**WHAT THIS TASK INVOLVES**
Without including the pictures, copy out every line below.

**INPUT**
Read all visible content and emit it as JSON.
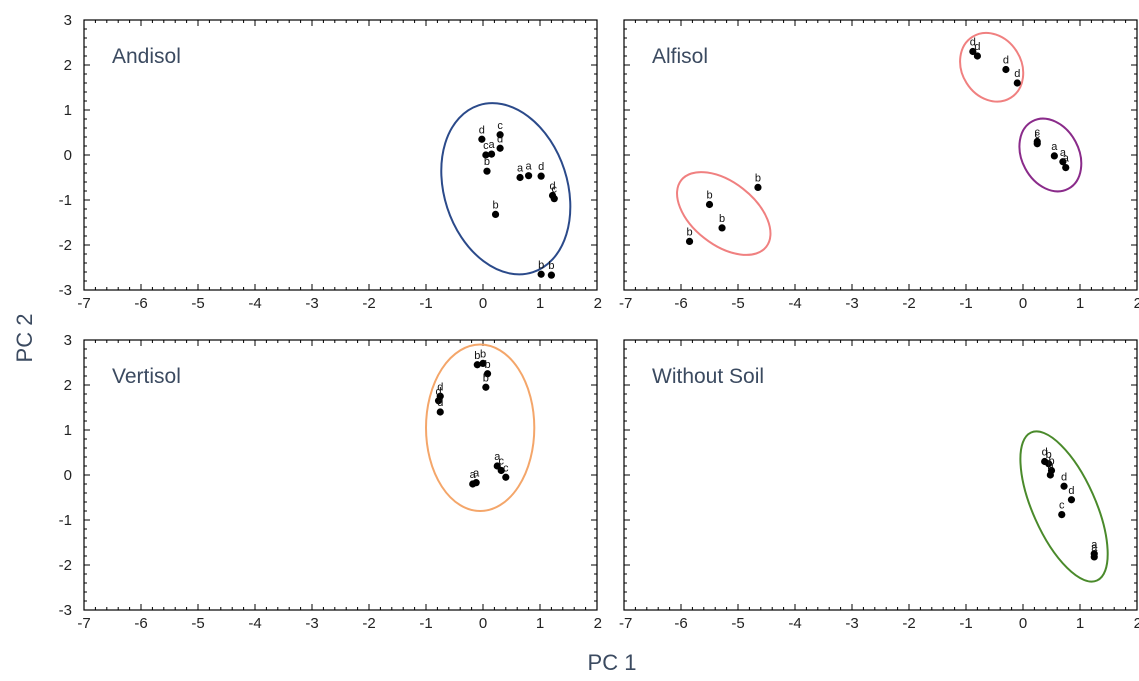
{
  "chart_data": {
    "type": "scatter",
    "xlabel": "PC 1",
    "ylabel": "PC 2",
    "xlim": [
      -7,
      2
    ],
    "ylim": [
      -3,
      3
    ],
    "xticks": [
      "-7",
      "-6",
      "-5",
      "-4",
      "-3",
      "-2",
      "-1",
      "0",
      "1",
      "2"
    ],
    "yticks": [
      "3",
      "2",
      "1",
      "0",
      "-1",
      "-2",
      "-3"
    ],
    "grid": false,
    "panels": [
      {
        "title": "Andisol",
        "ellipses": [
          {
            "cx": 0.4,
            "cy": -0.75,
            "rx": 1.08,
            "ry": 1.95,
            "rotation_deg": -18,
            "color": "#2b4a8a"
          }
        ],
        "points": [
          {
            "x": -0.02,
            "y": 0.35,
            "label": "d"
          },
          {
            "x": 0.3,
            "y": 0.45,
            "label": "c"
          },
          {
            "x": 0.05,
            "y": 0.0,
            "label": "c"
          },
          {
            "x": 0.15,
            "y": 0.02,
            "label": "a"
          },
          {
            "x": 0.3,
            "y": 0.15,
            "label": "d"
          },
          {
            "x": 0.07,
            "y": -0.36,
            "label": "b"
          },
          {
            "x": 0.65,
            "y": -0.5,
            "label": "a"
          },
          {
            "x": 0.8,
            "y": -0.46,
            "label": "a"
          },
          {
            "x": 1.02,
            "y": -0.47,
            "label": "d"
          },
          {
            "x": 1.22,
            "y": -0.9,
            "label": "d"
          },
          {
            "x": 1.25,
            "y": -0.97,
            "label": "c"
          },
          {
            "x": 0.22,
            "y": -1.32,
            "label": "b"
          },
          {
            "x": 1.02,
            "y": -2.65,
            "label": "b"
          },
          {
            "x": 1.2,
            "y": -2.67,
            "label": "b"
          }
        ]
      },
      {
        "title": "Alfisol",
        "ellipses": [
          {
            "cx": -0.55,
            "cy": 1.95,
            "rx": 0.52,
            "ry": 0.8,
            "rotation_deg": -32,
            "color": "#f08080"
          },
          {
            "cx": 0.48,
            "cy": 0.0,
            "rx": 0.5,
            "ry": 0.85,
            "rotation_deg": -28,
            "color": "#8a2b8a"
          },
          {
            "cx": -5.25,
            "cy": -1.3,
            "rx": 0.55,
            "ry": 1.2,
            "rotation_deg": -52,
            "color": "#f08080"
          }
        ],
        "points": [
          {
            "x": -0.88,
            "y": 2.3,
            "label": "d"
          },
          {
            "x": -0.8,
            "y": 2.2,
            "label": "d"
          },
          {
            "x": -0.3,
            "y": 1.9,
            "label": "d"
          },
          {
            "x": -0.1,
            "y": 1.6,
            "label": "d"
          },
          {
            "x": 0.25,
            "y": 0.3,
            "label": "c"
          },
          {
            "x": 0.25,
            "y": 0.25,
            "label": "c"
          },
          {
            "x": 0.55,
            "y": -0.02,
            "label": "a"
          },
          {
            "x": 0.7,
            "y": -0.15,
            "label": "a"
          },
          {
            "x": 0.75,
            "y": -0.28,
            "label": "a"
          },
          {
            "x": -4.65,
            "y": -0.72,
            "label": "b"
          },
          {
            "x": -5.5,
            "y": -1.1,
            "label": "b"
          },
          {
            "x": -5.28,
            "y": -1.62,
            "label": "b"
          },
          {
            "x": -5.85,
            "y": -1.92,
            "label": "b"
          }
        ]
      },
      {
        "title": "Vertisol",
        "ellipses": [
          {
            "cx": -0.05,
            "cy": 1.05,
            "rx": 0.95,
            "ry": 1.85,
            "rotation_deg": 0,
            "color": "#f4a66a"
          }
        ],
        "points": [
          {
            "x": -0.75,
            "y": 1.75,
            "label": "d"
          },
          {
            "x": -0.78,
            "y": 1.65,
            "label": "d"
          },
          {
            "x": -0.75,
            "y": 1.4,
            "label": "d"
          },
          {
            "x": -0.1,
            "y": 2.45,
            "label": "b"
          },
          {
            "x": 0.0,
            "y": 2.48,
            "label": "b"
          },
          {
            "x": 0.08,
            "y": 2.25,
            "label": "b"
          },
          {
            "x": 0.05,
            "y": 1.95,
            "label": "b"
          },
          {
            "x": -0.18,
            "y": -0.2,
            "label": "a"
          },
          {
            "x": -0.12,
            "y": -0.17,
            "label": "a"
          },
          {
            "x": 0.25,
            "y": 0.2,
            "label": "a"
          },
          {
            "x": 0.32,
            "y": 0.1,
            "label": "c"
          },
          {
            "x": 0.4,
            "y": -0.05,
            "label": "c"
          }
        ]
      },
      {
        "title": "Without Soil",
        "ellipses": [
          {
            "cx": 0.72,
            "cy": -0.7,
            "rx": 0.55,
            "ry": 1.8,
            "rotation_deg": -24,
            "color": "#4a8a2b"
          }
        ],
        "points": [
          {
            "x": 0.38,
            "y": 0.3,
            "label": "d"
          },
          {
            "x": 0.45,
            "y": 0.25,
            "label": "b"
          },
          {
            "x": 0.5,
            "y": 0.1,
            "label": "b"
          },
          {
            "x": 0.48,
            "y": 0.0,
            "label": "b"
          },
          {
            "x": 0.72,
            "y": -0.25,
            "label": "d"
          },
          {
            "x": 0.85,
            "y": -0.55,
            "label": "d"
          },
          {
            "x": 0.68,
            "y": -0.88,
            "label": "c"
          },
          {
            "x": 1.25,
            "y": -1.75,
            "label": "a"
          },
          {
            "x": 1.25,
            "y": -1.82,
            "label": "a"
          }
        ]
      }
    ]
  }
}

**RESULT FOR THIS EXERCISE**
Read all visible content and emit it as JSON.
{
  "chart_data": {
    "type": "scatter",
    "xlabel": "PC 1",
    "ylabel": "PC 2",
    "xlim": [
      -7,
      2
    ],
    "ylim": [
      -3,
      3
    ],
    "xticks": [
      "-7",
      "-6",
      "-5",
      "-4",
      "-3",
      "-2",
      "-1",
      "0",
      "1",
      "2"
    ],
    "yticks": [
      "3",
      "2",
      "1",
      "0",
      "-1",
      "-2",
      "-3"
    ],
    "grid": false,
    "panels": [
      {
        "title": "Andisol",
        "ellipses": [
          {
            "cx": 0.4,
            "cy": -0.75,
            "rx": 1.08,
            "ry": 1.95,
            "rotation_deg": -18,
            "color": "#2b4a8a"
          }
        ],
        "points": [
          {
            "x": -0.02,
            "y": 0.35,
            "label": "d"
          },
          {
            "x": 0.3,
            "y": 0.45,
            "label": "c"
          },
          {
            "x": 0.05,
            "y": 0.0,
            "label": "c"
          },
          {
            "x": 0.15,
            "y": 0.02,
            "label": "a"
          },
          {
            "x": 0.3,
            "y": 0.15,
            "label": "d"
          },
          {
            "x": 0.07,
            "y": -0.36,
            "label": "b"
          },
          {
            "x": 0.65,
            "y": -0.5,
            "label": "a"
          },
          {
            "x": 0.8,
            "y": -0.46,
            "label": "a"
          },
          {
            "x": 1.02,
            "y": -0.47,
            "label": "d"
          },
          {
            "x": 1.22,
            "y": -0.9,
            "label": "d"
          },
          {
            "x": 1.25,
            "y": -0.97,
            "label": "c"
          },
          {
            "x": 0.22,
            "y": -1.32,
            "label": "b"
          },
          {
            "x": 1.02,
            "y": -2.65,
            "label": "b"
          },
          {
            "x": 1.2,
            "y": -2.67,
            "label": "b"
          }
        ]
      },
      {
        "title": "Alfisol",
        "ellipses": [
          {
            "cx": -0.55,
            "cy": 1.95,
            "rx": 0.52,
            "ry": 0.8,
            "rotation_deg": -32,
            "color": "#f08080"
          },
          {
            "cx": 0.48,
            "cy": 0.0,
            "rx": 0.5,
            "ry": 0.85,
            "rotation_deg": -28,
            "color": "#8a2b8a"
          },
          {
            "cx": -5.25,
            "cy": -1.3,
            "rx": 0.55,
            "ry": 1.2,
            "rotation_deg": -52,
            "color": "#f08080"
          }
        ],
        "points": [
          {
            "x": -0.88,
            "y": 2.3,
            "label": "d"
          },
          {
            "x": -0.8,
            "y": 2.2,
            "label": "d"
          },
          {
            "x": -0.3,
            "y": 1.9,
            "label": "d"
          },
          {
            "x": -0.1,
            "y": 1.6,
            "label": "d"
          },
          {
            "x": 0.25,
            "y": 0.3,
            "label": "c"
          },
          {
            "x": 0.25,
            "y": 0.25,
            "label": "c"
          },
          {
            "x": 0.55,
            "y": -0.02,
            "label": "a"
          },
          {
            "x": 0.7,
            "y": -0.15,
            "label": "a"
          },
          {
            "x": 0.75,
            "y": -0.28,
            "label": "a"
          },
          {
            "x": -4.65,
            "y": -0.72,
            "label": "b"
          },
          {
            "x": -5.5,
            "y": -1.1,
            "label": "b"
          },
          {
            "x": -5.28,
            "y": -1.62,
            "label": "b"
          },
          {
            "x": -5.85,
            "y": -1.92,
            "label": "b"
          }
        ]
      },
      {
        "title": "Vertisol",
        "ellipses": [
          {
            "cx": -0.05,
            "cy": 1.05,
            "rx": 0.95,
            "ry": 1.85,
            "rotation_deg": 0,
            "color": "#f4a66a"
          }
        ],
        "points": [
          {
            "x": -0.75,
            "y": 1.75,
            "label": "d"
          },
          {
            "x": -0.78,
            "y": 1.65,
            "label": "d"
          },
          {
            "x": -0.75,
            "y": 1.4,
            "label": "d"
          },
          {
            "x": -0.1,
            "y": 2.45,
            "label": "b"
          },
          {
            "x": 0.0,
            "y": 2.48,
            "label": "b"
          },
          {
            "x": 0.08,
            "y": 2.25,
            "label": "b"
          },
          {
            "x": 0.05,
            "y": 1.95,
            "label": "b"
          },
          {
            "x": -0.18,
            "y": -0.2,
            "label": "a"
          },
          {
            "x": -0.12,
            "y": -0.17,
            "label": "a"
          },
          {
            "x": 0.25,
            "y": 0.2,
            "label": "a"
          },
          {
            "x": 0.32,
            "y": 0.1,
            "label": "c"
          },
          {
            "x": 0.4,
            "y": -0.05,
            "label": "c"
          }
        ]
      },
      {
        "title": "Without Soil",
        "ellipses": [
          {
            "cx": 0.72,
            "cy": -0.7,
            "rx": 0.55,
            "ry": 1.8,
            "rotation_deg": -24,
            "color": "#4a8a2b"
          }
        ],
        "points": [
          {
            "x": 0.38,
            "y": 0.3,
            "label": "d"
          },
          {
            "x": 0.45,
            "y": 0.25,
            "label": "b"
          },
          {
            "x": 0.5,
            "y": 0.1,
            "label": "b"
          },
          {
            "x": 0.48,
            "y": 0.0,
            "label": "b"
          },
          {
            "x": 0.72,
            "y": -0.25,
            "label": "d"
          },
          {
            "x": 0.85,
            "y": -0.55,
            "label": "d"
          },
          {
            "x": 0.68,
            "y": -0.88,
            "label": "c"
          },
          {
            "x": 1.25,
            "y": -1.75,
            "label": "a"
          },
          {
            "x": 1.25,
            "y": -1.82,
            "label": "a"
          }
        ]
      }
    ]
  }
}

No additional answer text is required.